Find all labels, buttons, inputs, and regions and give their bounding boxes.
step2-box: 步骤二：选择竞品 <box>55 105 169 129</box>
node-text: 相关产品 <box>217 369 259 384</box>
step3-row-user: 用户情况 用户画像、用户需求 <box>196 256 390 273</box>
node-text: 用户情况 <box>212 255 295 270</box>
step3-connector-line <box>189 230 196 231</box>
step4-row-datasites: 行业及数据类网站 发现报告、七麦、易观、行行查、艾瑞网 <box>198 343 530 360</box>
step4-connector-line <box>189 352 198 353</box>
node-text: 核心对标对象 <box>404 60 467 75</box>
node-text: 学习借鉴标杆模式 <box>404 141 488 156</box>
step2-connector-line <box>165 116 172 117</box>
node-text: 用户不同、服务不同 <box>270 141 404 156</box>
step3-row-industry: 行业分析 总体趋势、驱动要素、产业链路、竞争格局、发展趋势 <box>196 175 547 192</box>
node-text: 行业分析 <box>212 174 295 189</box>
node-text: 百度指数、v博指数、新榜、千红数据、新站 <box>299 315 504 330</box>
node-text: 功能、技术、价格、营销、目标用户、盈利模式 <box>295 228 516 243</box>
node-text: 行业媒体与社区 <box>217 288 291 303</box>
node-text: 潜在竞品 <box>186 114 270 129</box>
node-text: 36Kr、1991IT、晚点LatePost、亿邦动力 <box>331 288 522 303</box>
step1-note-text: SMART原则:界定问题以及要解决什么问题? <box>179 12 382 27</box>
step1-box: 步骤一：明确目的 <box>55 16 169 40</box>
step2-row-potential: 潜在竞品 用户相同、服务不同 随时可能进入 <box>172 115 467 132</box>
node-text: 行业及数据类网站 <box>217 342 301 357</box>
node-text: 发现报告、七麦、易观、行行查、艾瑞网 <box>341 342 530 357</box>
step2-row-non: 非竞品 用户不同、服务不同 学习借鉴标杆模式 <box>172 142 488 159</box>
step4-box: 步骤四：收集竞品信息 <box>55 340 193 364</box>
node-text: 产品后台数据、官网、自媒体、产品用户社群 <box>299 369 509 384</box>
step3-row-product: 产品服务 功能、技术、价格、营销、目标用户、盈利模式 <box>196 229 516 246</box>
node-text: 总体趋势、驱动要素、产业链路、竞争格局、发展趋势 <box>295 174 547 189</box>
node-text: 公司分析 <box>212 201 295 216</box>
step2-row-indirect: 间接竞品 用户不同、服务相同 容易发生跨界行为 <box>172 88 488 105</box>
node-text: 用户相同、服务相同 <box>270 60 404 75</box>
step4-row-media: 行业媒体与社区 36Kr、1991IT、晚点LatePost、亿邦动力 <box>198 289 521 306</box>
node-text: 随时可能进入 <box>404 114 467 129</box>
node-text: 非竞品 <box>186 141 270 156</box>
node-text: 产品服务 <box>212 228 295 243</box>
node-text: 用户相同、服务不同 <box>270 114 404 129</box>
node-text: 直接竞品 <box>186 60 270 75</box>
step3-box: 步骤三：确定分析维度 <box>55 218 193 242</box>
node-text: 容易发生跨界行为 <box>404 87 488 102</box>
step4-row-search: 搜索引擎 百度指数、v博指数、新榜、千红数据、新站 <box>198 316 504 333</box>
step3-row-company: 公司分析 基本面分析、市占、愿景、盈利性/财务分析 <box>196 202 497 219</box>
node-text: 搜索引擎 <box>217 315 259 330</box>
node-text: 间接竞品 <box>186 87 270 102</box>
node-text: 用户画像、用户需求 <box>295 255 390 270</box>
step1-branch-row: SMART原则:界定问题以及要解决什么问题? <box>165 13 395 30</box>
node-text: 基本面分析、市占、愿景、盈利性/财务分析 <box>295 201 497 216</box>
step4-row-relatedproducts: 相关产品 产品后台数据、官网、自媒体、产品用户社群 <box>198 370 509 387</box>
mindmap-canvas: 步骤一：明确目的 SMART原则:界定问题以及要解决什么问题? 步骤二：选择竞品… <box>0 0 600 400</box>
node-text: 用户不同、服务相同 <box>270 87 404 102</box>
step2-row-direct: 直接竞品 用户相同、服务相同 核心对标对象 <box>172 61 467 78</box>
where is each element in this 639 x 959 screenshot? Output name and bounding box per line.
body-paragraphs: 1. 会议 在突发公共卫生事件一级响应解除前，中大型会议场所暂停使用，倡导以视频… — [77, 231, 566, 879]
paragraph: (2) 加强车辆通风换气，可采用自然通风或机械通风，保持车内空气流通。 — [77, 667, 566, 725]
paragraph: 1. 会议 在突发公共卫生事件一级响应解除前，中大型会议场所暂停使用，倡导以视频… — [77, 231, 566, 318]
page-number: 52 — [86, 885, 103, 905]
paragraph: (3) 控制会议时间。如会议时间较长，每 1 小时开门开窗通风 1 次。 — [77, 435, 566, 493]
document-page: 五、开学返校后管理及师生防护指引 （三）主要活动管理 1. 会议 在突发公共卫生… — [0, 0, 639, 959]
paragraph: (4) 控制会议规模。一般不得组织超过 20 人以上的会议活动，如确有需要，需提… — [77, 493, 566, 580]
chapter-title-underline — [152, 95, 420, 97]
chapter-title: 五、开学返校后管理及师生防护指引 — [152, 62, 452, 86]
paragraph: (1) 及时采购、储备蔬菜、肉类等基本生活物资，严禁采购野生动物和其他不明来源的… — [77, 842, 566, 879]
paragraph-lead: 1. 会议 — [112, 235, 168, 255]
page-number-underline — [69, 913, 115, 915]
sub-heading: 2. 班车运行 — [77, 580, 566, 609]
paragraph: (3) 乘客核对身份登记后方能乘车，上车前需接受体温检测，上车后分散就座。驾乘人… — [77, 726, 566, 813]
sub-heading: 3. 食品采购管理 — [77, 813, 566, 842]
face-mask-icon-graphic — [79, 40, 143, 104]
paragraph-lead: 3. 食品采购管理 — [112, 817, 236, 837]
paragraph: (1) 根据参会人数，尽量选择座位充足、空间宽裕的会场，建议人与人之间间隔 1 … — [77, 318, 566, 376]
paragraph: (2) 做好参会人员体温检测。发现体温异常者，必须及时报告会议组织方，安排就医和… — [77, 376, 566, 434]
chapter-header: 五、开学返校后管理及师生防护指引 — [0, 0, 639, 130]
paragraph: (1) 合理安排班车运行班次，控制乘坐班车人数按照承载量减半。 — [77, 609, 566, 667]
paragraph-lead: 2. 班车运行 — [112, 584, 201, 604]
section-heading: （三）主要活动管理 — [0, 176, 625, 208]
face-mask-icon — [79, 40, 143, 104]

::::

Your objective ▸ Copy all of the items above verbatim, keeping every line in its original order.

Complete response ▸
Find all labels, buttons, inputs, and regions and give their bounding boxes.
step2-box: 步骤二：选择竞品 <box>55 105 169 129</box>
node-text: 相关产品 <box>217 369 259 384</box>
step3-row-user: 用户情况 用户画像、用户需求 <box>196 256 390 273</box>
node-text: 用户情况 <box>212 255 295 270</box>
step3-connector-line <box>189 230 196 231</box>
step4-row-datasites: 行业及数据类网站 发现报告、七麦、易观、行行查、艾瑞网 <box>198 343 530 360</box>
step4-connector-line <box>189 352 198 353</box>
node-text: 核心对标对象 <box>404 60 467 75</box>
node-text: 学习借鉴标杆模式 <box>404 141 488 156</box>
step2-connector-line <box>165 116 172 117</box>
node-text: 用户不同、服务不同 <box>270 141 404 156</box>
step3-row-industry: 行业分析 总体趋势、驱动要素、产业链路、竞争格局、发展趋势 <box>196 175 547 192</box>
node-text: 行业分析 <box>212 174 295 189</box>
node-text: 百度指数、v博指数、新榜、千红数据、新站 <box>299 315 504 330</box>
node-text: 功能、技术、价格、营销、目标用户、盈利模式 <box>295 228 516 243</box>
node-text: 行业媒体与社区 <box>217 288 291 303</box>
node-text: 潜在竞品 <box>186 114 270 129</box>
node-text: 36Kr、1991IT、晚点LatePost、亿邦动力 <box>331 288 522 303</box>
step1-note-text: SMART原则:界定问题以及要解决什么问题? <box>179 12 382 27</box>
step1-box: 步骤一：明确目的 <box>55 16 169 40</box>
step2-row-potential: 潜在竞品 用户相同、服务不同 随时可能进入 <box>172 115 467 132</box>
node-text: 行业及数据类网站 <box>217 342 301 357</box>
node-text: 发现报告、七麦、易观、行行查、艾瑞网 <box>341 342 530 357</box>
step2-row-non: 非竞品 用户不同、服务不同 学习借鉴标杆模式 <box>172 142 488 159</box>
step4-box: 步骤四：收集竞品信息 <box>55 340 193 364</box>
node-text: 产品后台数据、官网、自媒体、产品用户社群 <box>299 369 509 384</box>
step3-row-product: 产品服务 功能、技术、价格、营销、目标用户、盈利模式 <box>196 229 516 246</box>
node-text: 总体趋势、驱动要素、产业链路、竞争格局、发展趋势 <box>295 174 547 189</box>
node-text: 公司分析 <box>212 201 295 216</box>
step2-row-indirect: 间接竞品 用户不同、服务相同 容易发生跨界行为 <box>172 88 488 105</box>
node-text: 用户相同、服务相同 <box>270 60 404 75</box>
step4-row-media: 行业媒体与社区 36Kr、1991IT、晚点LatePost、亿邦动力 <box>198 289 521 306</box>
node-text: 随时可能进入 <box>404 114 467 129</box>
node-text: 非竞品 <box>186 141 270 156</box>
node-text: 产品服务 <box>212 228 295 243</box>
node-text: 用户相同、服务不同 <box>270 114 404 129</box>
node-text: 直接竞品 <box>186 60 270 75</box>
step3-box: 步骤三：确定分析维度 <box>55 218 193 242</box>
node-text: 容易发生跨界行为 <box>404 87 488 102</box>
step4-row-search: 搜索引擎 百度指数、v博指数、新榜、千红数据、新站 <box>198 316 504 333</box>
step3-row-company: 公司分析 基本面分析、市占、愿景、盈利性/财务分析 <box>196 202 497 219</box>
node-text: 搜索引擎 <box>217 315 259 330</box>
node-text: 间接竞品 <box>186 87 270 102</box>
node-text: 用户画像、用户需求 <box>295 255 390 270</box>
step1-branch-row: SMART原则:界定问题以及要解决什么问题? <box>165 13 395 30</box>
node-text: 基本面分析、市占、愿景、盈利性/财务分析 <box>295 201 497 216</box>
step4-row-relatedproducts: 相关产品 产品后台数据、官网、自媒体、产品用户社群 <box>198 370 509 387</box>
mindmap-canvas: 步骤一：明确目的 SMART原则:界定问题以及要解决什么问题? 步骤二：选择竞品… <box>0 0 600 400</box>
node-text: 用户不同、服务相同 <box>270 87 404 102</box>
step2-row-direct: 直接竞品 用户相同、服务相同 核心对标对象 <box>172 61 467 78</box>
where is each element in this 639 x 959 screenshot? Output name and bounding box per line.
body-paragraphs: 1. 会议 在突发公共卫生事件一级响应解除前，中大型会议场所暂停使用，倡导以视频… — [77, 231, 566, 879]
paragraph: (2) 加强车辆通风换气，可采用自然通风或机械通风，保持车内空气流通。 — [77, 667, 566, 725]
paragraph: 1. 会议 在突发公共卫生事件一级响应解除前，中大型会议场所暂停使用，倡导以视频… — [77, 231, 566, 318]
page-number: 52 — [86, 885, 103, 905]
paragraph: (3) 控制会议时间。如会议时间较长，每 1 小时开门开窗通风 1 次。 — [77, 435, 566, 493]
document-page: 五、开学返校后管理及师生防护指引 （三）主要活动管理 1. 会议 在突发公共卫生… — [0, 0, 639, 959]
paragraph: (4) 控制会议规模。一般不得组织超过 20 人以上的会议活动，如确有需要，需提… — [77, 493, 566, 580]
chapter-title-underline — [152, 95, 420, 97]
chapter-title: 五、开学返校后管理及师生防护指引 — [152, 62, 452, 86]
paragraph: (1) 及时采购、储备蔬菜、肉类等基本生活物资，严禁采购野生动物和其他不明来源的… — [77, 842, 566, 879]
paragraph-lead: 1. 会议 — [112, 235, 168, 255]
page-number-underline — [69, 913, 115, 915]
sub-heading: 2. 班车运行 — [77, 580, 566, 609]
paragraph: (3) 乘客核对身份登记后方能乘车，上车前需接受体温检测，上车后分散就座。驾乘人… — [77, 726, 566, 813]
sub-heading: 3. 食品采购管理 — [77, 813, 566, 842]
face-mask-icon-graphic — [79, 40, 143, 104]
paragraph-lead: 3. 食品采购管理 — [112, 817, 236, 837]
paragraph: (1) 根据参会人数，尽量选择座位充足、空间宽裕的会场，建议人与人之间间隔 1 … — [77, 318, 566, 376]
paragraph: (2) 做好参会人员体温检测。发现体温异常者，必须及时报告会议组织方，安排就医和… — [77, 376, 566, 434]
chapter-header: 五、开学返校后管理及师生防护指引 — [0, 0, 639, 130]
paragraph: (1) 合理安排班车运行班次，控制乘坐班车人数按照承载量减半。 — [77, 609, 566, 667]
paragraph-lead: 2. 班车运行 — [112, 584, 201, 604]
section-heading: （三）主要活动管理 — [0, 176, 625, 208]
face-mask-icon — [79, 40, 143, 104]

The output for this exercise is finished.